* [STATED EXERCISE]:
Copy out all lines with the word "CURRENT" in them.

* [GIVEN RECORDS]:
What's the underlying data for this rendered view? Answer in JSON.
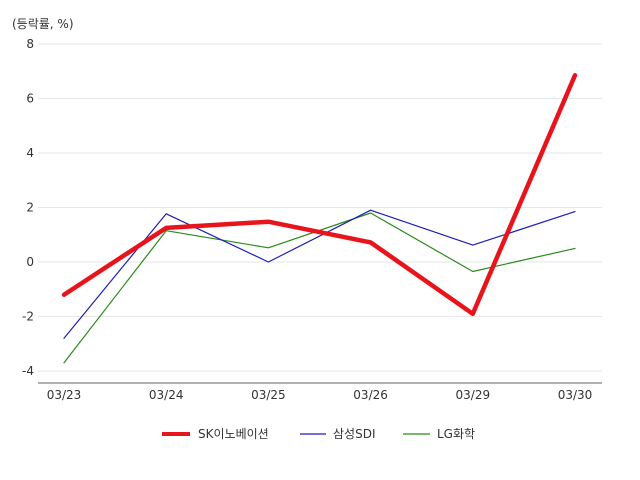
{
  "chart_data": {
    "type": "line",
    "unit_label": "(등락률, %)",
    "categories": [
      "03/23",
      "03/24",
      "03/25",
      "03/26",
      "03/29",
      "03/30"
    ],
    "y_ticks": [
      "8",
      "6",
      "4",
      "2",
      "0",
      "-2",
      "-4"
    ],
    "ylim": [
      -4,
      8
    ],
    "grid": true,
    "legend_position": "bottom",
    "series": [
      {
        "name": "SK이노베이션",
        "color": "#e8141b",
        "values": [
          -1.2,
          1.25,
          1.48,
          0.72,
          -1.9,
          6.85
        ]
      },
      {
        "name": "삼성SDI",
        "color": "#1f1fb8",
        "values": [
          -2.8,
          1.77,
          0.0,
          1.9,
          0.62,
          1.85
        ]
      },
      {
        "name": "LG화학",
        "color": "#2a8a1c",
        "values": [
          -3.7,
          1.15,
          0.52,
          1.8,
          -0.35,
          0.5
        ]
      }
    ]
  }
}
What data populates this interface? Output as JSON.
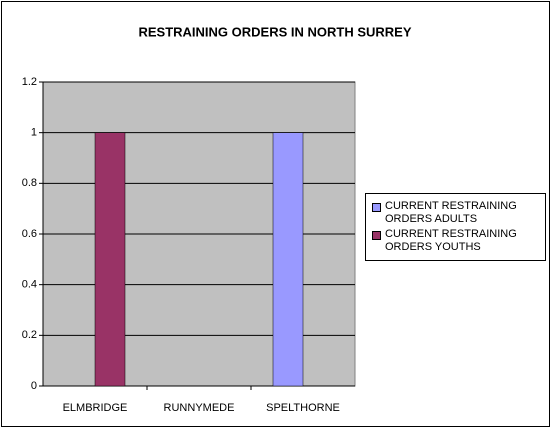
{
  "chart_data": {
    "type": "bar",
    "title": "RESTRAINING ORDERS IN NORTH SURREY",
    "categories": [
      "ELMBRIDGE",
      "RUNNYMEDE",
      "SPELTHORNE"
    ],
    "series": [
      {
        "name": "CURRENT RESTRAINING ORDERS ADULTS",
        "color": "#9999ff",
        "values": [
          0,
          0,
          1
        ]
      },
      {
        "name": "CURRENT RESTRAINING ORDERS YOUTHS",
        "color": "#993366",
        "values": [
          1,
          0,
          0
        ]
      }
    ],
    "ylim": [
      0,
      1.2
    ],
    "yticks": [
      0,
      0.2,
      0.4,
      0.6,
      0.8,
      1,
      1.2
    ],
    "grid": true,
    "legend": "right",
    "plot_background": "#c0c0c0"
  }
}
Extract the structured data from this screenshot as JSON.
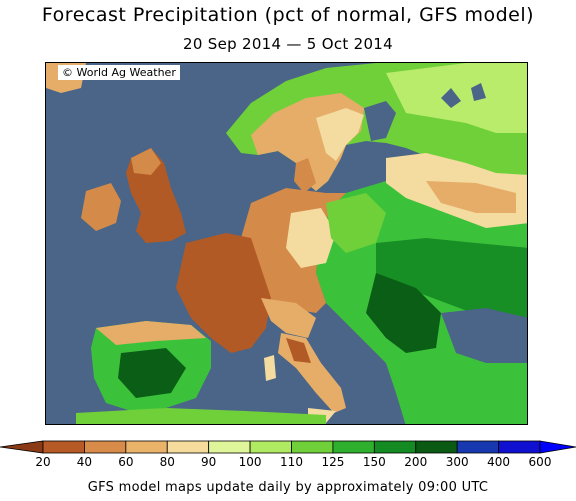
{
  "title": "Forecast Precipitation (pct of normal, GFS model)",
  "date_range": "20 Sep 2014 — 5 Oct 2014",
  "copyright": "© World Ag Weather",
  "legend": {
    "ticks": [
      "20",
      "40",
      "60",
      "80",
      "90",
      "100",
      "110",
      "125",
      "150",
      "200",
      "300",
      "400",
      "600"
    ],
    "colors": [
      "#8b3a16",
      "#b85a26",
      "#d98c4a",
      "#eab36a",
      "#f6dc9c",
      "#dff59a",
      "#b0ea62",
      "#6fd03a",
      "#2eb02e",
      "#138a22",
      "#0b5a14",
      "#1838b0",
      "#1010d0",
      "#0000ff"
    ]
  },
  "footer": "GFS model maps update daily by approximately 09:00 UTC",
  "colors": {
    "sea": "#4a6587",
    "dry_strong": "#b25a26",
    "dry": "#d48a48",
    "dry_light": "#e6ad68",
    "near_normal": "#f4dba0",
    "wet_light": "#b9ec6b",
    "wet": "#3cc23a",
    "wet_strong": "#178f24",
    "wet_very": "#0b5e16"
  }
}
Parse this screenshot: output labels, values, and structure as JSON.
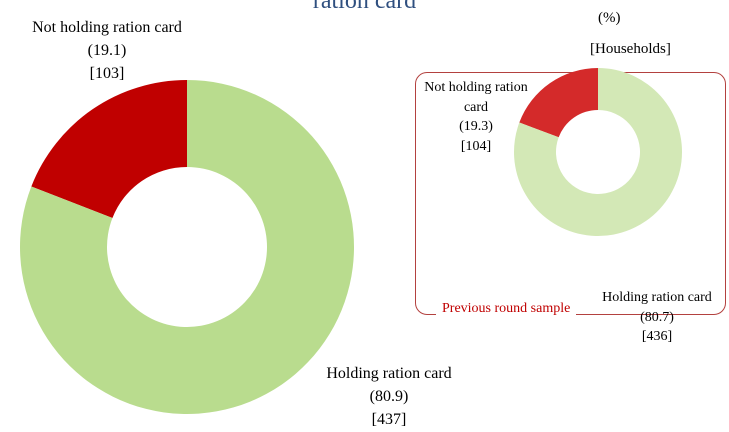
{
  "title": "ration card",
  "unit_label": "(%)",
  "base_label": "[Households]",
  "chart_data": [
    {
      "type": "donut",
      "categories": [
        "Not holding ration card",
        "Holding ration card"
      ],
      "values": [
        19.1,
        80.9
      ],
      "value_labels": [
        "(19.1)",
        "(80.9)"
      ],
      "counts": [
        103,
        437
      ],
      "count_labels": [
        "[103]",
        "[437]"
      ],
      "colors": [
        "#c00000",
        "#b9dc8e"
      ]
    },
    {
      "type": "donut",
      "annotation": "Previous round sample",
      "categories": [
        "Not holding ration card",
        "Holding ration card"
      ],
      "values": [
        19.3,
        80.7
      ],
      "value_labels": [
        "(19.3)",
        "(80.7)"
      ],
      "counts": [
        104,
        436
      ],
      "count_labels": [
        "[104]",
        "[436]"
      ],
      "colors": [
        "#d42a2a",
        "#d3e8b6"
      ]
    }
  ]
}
---
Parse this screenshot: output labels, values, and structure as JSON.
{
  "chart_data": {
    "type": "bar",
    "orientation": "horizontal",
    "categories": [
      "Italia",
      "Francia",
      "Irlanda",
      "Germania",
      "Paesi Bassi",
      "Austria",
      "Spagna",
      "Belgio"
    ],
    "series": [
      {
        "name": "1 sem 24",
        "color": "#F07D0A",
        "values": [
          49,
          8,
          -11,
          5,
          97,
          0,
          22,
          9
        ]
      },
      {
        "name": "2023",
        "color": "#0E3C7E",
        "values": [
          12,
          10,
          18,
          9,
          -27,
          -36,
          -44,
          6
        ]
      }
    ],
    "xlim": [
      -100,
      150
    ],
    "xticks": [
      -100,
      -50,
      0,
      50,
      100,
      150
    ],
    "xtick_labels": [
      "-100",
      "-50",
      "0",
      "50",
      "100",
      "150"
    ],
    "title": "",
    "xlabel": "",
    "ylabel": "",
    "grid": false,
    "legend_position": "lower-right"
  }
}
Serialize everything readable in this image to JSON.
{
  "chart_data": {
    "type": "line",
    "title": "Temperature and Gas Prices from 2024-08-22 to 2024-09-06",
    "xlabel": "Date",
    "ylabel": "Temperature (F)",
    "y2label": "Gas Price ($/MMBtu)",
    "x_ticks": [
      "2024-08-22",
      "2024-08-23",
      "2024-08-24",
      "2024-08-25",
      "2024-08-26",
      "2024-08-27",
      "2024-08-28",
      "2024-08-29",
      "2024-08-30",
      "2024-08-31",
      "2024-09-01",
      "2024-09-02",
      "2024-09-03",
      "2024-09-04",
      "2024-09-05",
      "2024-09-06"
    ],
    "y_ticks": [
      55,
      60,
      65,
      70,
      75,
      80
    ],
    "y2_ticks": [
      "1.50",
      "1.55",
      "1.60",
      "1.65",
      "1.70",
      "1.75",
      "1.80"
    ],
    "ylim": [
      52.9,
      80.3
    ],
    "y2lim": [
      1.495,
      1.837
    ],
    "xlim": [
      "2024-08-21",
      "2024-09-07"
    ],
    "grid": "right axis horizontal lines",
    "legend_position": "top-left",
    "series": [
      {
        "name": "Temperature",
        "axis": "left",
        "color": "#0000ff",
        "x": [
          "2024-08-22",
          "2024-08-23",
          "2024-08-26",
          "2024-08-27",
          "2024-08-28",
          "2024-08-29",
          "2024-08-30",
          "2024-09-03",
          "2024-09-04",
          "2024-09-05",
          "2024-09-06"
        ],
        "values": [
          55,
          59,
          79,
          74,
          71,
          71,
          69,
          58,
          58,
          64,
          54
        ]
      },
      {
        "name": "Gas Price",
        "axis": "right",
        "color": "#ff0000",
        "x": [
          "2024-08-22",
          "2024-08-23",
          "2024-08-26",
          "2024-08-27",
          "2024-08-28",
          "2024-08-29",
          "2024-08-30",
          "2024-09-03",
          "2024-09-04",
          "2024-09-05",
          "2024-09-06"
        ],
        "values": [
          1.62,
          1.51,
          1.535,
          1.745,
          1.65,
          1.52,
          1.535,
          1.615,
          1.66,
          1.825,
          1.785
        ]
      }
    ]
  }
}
* * *
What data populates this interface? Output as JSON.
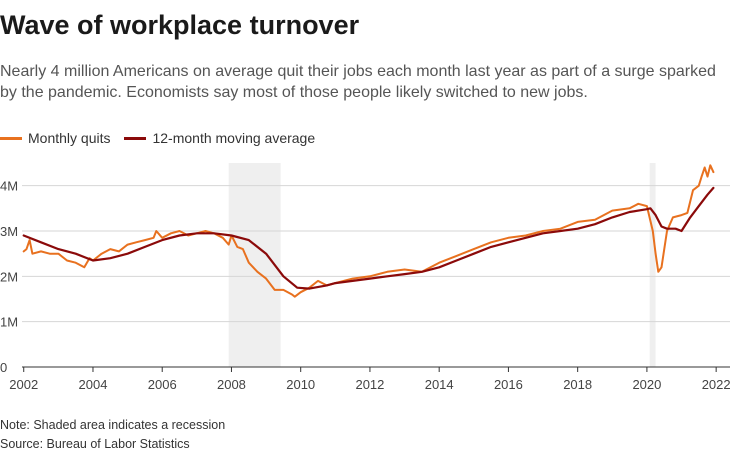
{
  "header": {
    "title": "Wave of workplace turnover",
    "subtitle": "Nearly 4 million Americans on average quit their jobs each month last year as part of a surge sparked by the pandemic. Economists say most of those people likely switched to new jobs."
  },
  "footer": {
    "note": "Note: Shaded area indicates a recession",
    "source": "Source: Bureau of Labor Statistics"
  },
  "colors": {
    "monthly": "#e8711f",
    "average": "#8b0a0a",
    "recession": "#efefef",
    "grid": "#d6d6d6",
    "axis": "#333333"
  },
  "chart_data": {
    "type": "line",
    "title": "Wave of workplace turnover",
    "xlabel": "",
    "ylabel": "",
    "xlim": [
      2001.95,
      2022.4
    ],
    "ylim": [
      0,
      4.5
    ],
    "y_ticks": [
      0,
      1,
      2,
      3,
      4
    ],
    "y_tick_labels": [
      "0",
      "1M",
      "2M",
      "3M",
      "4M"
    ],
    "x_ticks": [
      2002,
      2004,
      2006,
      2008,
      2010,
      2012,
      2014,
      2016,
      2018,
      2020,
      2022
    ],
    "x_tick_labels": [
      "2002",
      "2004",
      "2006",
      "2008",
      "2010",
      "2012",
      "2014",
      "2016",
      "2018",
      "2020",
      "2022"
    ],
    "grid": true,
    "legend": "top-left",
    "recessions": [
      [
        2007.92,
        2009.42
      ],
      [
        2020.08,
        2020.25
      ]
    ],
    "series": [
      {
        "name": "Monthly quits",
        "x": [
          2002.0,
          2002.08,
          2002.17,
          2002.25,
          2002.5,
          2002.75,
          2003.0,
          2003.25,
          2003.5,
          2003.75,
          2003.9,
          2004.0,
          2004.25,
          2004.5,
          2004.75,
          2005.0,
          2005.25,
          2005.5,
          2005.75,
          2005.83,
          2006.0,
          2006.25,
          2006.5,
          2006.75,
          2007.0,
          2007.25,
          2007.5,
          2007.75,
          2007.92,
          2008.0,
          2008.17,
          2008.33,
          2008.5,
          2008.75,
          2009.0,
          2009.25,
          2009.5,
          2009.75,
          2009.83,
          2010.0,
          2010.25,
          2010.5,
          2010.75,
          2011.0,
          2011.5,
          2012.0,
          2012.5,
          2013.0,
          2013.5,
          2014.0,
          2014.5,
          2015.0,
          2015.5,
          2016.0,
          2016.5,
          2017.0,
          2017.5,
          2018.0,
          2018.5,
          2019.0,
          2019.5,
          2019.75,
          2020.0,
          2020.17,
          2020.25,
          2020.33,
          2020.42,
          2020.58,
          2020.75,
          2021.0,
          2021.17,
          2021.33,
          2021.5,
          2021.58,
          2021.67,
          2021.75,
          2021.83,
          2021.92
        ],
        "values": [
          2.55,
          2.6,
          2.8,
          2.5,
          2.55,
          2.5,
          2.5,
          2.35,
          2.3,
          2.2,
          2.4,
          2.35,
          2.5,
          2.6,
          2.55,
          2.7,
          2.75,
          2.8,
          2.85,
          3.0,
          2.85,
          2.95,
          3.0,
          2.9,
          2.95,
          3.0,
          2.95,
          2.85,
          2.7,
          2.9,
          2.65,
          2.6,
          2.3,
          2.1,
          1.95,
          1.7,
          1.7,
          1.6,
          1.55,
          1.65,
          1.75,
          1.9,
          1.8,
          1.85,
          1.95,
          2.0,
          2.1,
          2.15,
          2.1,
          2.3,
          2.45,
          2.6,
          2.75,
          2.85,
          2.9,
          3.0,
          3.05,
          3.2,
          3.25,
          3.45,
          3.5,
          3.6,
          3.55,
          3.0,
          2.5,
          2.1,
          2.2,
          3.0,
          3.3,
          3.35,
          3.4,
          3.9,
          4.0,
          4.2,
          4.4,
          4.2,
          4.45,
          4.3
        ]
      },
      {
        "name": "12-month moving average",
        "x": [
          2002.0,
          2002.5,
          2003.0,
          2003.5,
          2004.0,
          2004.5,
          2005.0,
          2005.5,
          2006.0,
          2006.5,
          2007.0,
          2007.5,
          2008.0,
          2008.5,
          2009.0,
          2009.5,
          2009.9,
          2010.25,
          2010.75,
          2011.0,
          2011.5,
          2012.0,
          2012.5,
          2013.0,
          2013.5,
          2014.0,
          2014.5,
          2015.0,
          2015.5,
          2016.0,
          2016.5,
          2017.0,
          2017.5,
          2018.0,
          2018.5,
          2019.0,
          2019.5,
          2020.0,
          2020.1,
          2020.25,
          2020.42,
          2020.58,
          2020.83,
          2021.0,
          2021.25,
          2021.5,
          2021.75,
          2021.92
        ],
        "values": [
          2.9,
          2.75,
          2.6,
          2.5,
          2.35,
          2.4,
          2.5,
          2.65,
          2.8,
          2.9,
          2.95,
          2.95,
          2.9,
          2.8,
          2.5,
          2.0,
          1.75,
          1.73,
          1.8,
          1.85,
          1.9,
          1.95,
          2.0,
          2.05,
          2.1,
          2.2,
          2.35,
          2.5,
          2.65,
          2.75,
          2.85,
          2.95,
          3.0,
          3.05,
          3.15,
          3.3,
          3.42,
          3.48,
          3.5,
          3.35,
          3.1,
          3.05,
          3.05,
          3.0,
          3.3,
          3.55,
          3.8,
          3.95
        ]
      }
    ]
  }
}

* [OUTPUT FOR THIS TASK]:
        "name": "CURRENT RESTRAINING ORDERS ADULTS",
        "name": "CURRENT RESTRAINING ORDERS YOUTHS",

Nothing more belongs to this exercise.